> _Extract_:

# Do you have to be working in Spain in order to receive free health care?



## belae1k (Jul 6, 2018)

Hello! 

After living in the USA for 24 years, I am moving to Spain in a few months and have some questions.

I have dual citizenship between USA and Spain. I have a USA passport and a Spanish passport. I do not have any NEI or DNI cards or anything like that but I plan on applying for those when I arrive to Spain. To be clear, I do not have residency in Spain (yet).

Based on all the information above, I would like to know more about applying for healthcare in Spain for my case.

Do you HAVE TO be working in Spain in order to receive healthcare?

Also, how do I go about applying for healthcare?

Any feedback or advice is much appreciated!

Gracias!


----------



## xabiaxica (Jun 23, 2009)

belae1k said:


> Hello!
> 
> After living in the USA for 24 years, I am moving to Spain in a few months and have some questions.
> 
> ...


:welcome:

As a Spanish citizen you are entitled to full access to the state healthcare system. 

You'll need to be registered on the padrón, have a social security number & your DNI.

With all those, you simply register at the local centro de salud.

You don't have to apply for residency - you're entitled to live here as a Spanish national.

Make sure that you use your Spanish passport to enter & leave Spain - not your US one.


----------



## belae1k (Jul 6, 2018)

xabiachica said:


> :welcome:
> 
> As a Spanish citizen you are entitled to full access to the state healthcare system.
> 
> ...


Thank you so much!! Do I apply for a social security number at the time that I apply for a DNI?

Thanks again


----------



## xabiaxica (Jun 23, 2009)

belae1k said:


> Thank you so much!! Do I apply for a social security number at the time that I apply for a DNI?
> 
> Thanks again


They come from different offices.

The SS number is from the INSS.

This explains how to get your DNI Cómo obtener su DNI - Ministerio del Interior


----------



## Hepa (Apr 2, 2018)

xabiachica said:


> They come from different offices.
> 
> The SS number is from the INSS.
> 
> This explains how to get your DNI Cómo obtener su DNI - Ministerio del Interior


Apart from the suffix letter, my DNI number is on the passport, (11) id no


----------

> _Written exercise a_: Transcribe the stored rows from the first one through the line containing "data-point-6 [1277, 636, 1313, 673]", keeping both ends.
The rows that come next have no connection to the forum thread on health care in Spain.

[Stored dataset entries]

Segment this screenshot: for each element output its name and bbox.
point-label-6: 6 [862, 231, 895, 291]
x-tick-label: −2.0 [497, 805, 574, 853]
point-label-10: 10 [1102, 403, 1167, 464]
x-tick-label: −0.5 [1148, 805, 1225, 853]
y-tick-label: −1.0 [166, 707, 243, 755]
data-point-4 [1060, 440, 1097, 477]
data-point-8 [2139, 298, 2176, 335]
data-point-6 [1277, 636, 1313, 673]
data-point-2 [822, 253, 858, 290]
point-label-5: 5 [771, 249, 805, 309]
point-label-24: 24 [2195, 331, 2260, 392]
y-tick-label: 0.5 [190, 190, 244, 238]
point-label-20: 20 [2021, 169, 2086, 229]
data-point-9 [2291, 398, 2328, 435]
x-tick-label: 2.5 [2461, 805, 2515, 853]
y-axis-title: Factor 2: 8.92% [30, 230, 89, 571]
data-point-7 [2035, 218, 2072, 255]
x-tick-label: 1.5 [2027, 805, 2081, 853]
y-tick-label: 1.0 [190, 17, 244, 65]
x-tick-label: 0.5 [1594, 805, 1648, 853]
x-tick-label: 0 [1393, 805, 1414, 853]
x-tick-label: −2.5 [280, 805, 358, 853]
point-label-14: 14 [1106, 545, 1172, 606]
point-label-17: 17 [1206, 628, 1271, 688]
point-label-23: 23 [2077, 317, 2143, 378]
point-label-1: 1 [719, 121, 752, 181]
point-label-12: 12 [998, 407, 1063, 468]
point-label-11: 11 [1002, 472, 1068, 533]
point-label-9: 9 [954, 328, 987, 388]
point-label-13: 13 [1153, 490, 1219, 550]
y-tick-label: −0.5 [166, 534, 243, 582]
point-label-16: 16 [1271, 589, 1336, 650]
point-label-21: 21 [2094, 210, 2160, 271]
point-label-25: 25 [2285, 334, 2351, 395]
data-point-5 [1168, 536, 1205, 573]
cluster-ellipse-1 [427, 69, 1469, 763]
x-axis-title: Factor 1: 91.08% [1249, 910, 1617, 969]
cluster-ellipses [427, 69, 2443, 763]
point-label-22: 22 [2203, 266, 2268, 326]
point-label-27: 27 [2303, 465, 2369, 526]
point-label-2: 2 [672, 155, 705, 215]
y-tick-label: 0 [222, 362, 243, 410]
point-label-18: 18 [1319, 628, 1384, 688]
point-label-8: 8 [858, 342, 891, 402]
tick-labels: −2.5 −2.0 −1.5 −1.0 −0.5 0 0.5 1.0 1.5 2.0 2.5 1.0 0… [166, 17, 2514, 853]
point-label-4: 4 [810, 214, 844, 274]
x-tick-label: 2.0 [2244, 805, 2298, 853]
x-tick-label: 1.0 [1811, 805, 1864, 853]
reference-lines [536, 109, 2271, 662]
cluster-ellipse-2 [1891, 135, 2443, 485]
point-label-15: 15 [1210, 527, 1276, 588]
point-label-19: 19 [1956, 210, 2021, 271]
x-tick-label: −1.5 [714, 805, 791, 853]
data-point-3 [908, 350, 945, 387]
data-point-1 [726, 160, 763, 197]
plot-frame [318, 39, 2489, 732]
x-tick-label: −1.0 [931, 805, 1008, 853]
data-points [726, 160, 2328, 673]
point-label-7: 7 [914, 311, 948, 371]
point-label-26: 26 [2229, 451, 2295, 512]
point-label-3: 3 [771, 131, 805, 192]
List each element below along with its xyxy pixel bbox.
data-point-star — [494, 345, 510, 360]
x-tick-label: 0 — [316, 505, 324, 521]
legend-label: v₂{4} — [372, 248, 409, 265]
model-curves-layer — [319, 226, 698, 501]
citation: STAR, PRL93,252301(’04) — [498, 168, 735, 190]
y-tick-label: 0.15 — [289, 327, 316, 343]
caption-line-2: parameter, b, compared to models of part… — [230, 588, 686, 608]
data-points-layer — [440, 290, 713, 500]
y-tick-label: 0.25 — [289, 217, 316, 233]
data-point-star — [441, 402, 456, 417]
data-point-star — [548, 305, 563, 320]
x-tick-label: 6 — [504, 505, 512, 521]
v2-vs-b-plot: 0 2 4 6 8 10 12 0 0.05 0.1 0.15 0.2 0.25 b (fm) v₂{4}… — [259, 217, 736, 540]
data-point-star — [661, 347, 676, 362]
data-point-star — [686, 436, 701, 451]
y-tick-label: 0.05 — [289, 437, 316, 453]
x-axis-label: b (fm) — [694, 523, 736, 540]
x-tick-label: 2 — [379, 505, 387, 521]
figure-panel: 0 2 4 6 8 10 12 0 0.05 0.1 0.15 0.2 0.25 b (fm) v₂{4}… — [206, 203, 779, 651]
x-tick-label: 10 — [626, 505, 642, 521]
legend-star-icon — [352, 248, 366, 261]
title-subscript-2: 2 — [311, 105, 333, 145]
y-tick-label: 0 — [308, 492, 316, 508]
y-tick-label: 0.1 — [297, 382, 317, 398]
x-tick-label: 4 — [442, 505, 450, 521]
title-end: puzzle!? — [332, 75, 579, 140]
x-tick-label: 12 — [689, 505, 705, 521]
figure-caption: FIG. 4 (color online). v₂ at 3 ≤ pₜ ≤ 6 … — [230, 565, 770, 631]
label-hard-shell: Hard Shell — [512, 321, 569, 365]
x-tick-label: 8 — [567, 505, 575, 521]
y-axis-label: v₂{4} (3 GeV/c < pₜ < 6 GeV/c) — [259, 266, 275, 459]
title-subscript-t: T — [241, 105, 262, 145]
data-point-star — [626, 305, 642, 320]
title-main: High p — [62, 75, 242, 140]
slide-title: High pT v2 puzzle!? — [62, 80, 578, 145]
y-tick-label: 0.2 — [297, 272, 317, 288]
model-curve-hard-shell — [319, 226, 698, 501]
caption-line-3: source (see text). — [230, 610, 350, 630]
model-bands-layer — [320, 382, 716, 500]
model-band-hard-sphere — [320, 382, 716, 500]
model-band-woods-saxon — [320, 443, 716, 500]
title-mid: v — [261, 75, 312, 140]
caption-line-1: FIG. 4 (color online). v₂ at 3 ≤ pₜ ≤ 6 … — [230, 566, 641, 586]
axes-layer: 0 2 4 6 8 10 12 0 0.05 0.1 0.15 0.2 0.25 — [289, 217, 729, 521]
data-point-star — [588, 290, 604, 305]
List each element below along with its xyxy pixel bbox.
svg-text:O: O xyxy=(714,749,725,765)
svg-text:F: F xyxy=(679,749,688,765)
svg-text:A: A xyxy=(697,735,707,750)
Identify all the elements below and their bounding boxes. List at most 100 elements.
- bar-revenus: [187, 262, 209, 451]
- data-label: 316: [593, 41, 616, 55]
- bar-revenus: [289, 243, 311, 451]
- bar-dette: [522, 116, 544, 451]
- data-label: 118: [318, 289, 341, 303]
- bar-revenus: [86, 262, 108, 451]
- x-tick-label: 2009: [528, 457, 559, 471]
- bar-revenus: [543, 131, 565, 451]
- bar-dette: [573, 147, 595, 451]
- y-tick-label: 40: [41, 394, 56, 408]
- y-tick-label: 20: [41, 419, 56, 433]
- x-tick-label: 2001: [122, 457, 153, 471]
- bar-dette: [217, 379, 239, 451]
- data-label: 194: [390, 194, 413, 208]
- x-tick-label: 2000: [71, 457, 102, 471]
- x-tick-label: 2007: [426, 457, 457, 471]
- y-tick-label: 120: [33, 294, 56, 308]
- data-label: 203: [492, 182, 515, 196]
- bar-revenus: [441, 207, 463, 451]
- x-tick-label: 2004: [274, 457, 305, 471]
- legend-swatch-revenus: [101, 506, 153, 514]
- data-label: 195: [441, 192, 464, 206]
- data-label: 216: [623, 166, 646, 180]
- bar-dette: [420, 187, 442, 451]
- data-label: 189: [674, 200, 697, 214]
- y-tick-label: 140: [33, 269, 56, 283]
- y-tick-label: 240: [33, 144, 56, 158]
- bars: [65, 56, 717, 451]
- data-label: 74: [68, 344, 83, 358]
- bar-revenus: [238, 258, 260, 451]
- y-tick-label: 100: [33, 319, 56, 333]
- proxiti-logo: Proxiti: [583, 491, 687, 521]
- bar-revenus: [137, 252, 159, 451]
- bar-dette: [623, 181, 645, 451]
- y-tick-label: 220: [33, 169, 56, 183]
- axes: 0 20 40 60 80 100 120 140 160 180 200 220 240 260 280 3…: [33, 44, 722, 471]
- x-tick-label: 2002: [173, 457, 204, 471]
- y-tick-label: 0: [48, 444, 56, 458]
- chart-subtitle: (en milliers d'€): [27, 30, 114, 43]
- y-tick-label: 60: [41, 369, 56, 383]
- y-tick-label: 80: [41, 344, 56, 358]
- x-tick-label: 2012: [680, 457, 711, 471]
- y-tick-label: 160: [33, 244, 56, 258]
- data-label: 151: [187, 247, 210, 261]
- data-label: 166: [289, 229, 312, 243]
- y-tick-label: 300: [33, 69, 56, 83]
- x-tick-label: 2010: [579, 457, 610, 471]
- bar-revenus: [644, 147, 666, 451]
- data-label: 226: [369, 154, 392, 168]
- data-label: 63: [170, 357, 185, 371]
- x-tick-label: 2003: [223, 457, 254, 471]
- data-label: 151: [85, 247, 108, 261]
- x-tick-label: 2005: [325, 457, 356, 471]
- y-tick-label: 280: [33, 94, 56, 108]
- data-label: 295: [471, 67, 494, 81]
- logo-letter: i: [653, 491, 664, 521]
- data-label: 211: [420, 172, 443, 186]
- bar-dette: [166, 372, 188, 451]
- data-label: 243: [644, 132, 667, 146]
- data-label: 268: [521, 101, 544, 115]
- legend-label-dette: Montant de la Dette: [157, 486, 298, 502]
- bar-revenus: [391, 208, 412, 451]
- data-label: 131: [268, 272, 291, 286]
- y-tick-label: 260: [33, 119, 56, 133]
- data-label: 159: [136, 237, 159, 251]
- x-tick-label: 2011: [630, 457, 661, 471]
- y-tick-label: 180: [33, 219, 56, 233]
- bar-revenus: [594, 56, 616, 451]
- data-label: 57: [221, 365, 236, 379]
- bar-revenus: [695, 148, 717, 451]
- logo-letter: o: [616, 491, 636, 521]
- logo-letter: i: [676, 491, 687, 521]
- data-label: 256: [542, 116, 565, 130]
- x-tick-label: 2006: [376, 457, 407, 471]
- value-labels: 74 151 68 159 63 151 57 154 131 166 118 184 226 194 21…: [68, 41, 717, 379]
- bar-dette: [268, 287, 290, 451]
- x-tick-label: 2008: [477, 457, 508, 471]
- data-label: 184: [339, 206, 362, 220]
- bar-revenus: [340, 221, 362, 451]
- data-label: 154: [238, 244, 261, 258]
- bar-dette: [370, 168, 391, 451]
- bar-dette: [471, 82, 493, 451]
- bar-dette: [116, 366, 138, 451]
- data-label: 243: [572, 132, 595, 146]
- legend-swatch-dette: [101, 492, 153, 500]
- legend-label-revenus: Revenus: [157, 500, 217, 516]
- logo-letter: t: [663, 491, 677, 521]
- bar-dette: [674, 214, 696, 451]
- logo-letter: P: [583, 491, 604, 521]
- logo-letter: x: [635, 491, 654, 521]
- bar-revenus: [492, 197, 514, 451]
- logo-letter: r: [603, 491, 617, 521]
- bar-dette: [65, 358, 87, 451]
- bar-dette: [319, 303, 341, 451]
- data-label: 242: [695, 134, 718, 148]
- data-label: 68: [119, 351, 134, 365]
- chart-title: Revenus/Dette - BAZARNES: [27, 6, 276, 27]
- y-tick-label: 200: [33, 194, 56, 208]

> _Written exercise b_: Reproduce word for word the part of the forum thread on health care in Spain that runs from "Based on all" to "is much appreciated!".

> _Worked solution a_:
Segment this screenshot: for each element output its name and bbox.
point-label-6: 6 [862, 231, 895, 291]
x-tick-label: −2.0 [497, 805, 574, 853]
point-label-10: 10 [1102, 403, 1167, 464]
x-tick-label: −0.5 [1148, 805, 1225, 853]
y-tick-label: −1.0 [166, 707, 243, 755]
data-point-4 [1060, 440, 1097, 477]
data-point-8 [2139, 298, 2176, 335]
data-point-6 [1277, 636, 1313, 673]

> _Worked solution b_:
Based on all the information above, I would like to know more about applying for healthcare in Spain for my case.

Do you HAVE TO be working in Spain in order to receive healthcare?

Also, how do I go about applying for healthcare?

Any feedback or advice is much appreciated!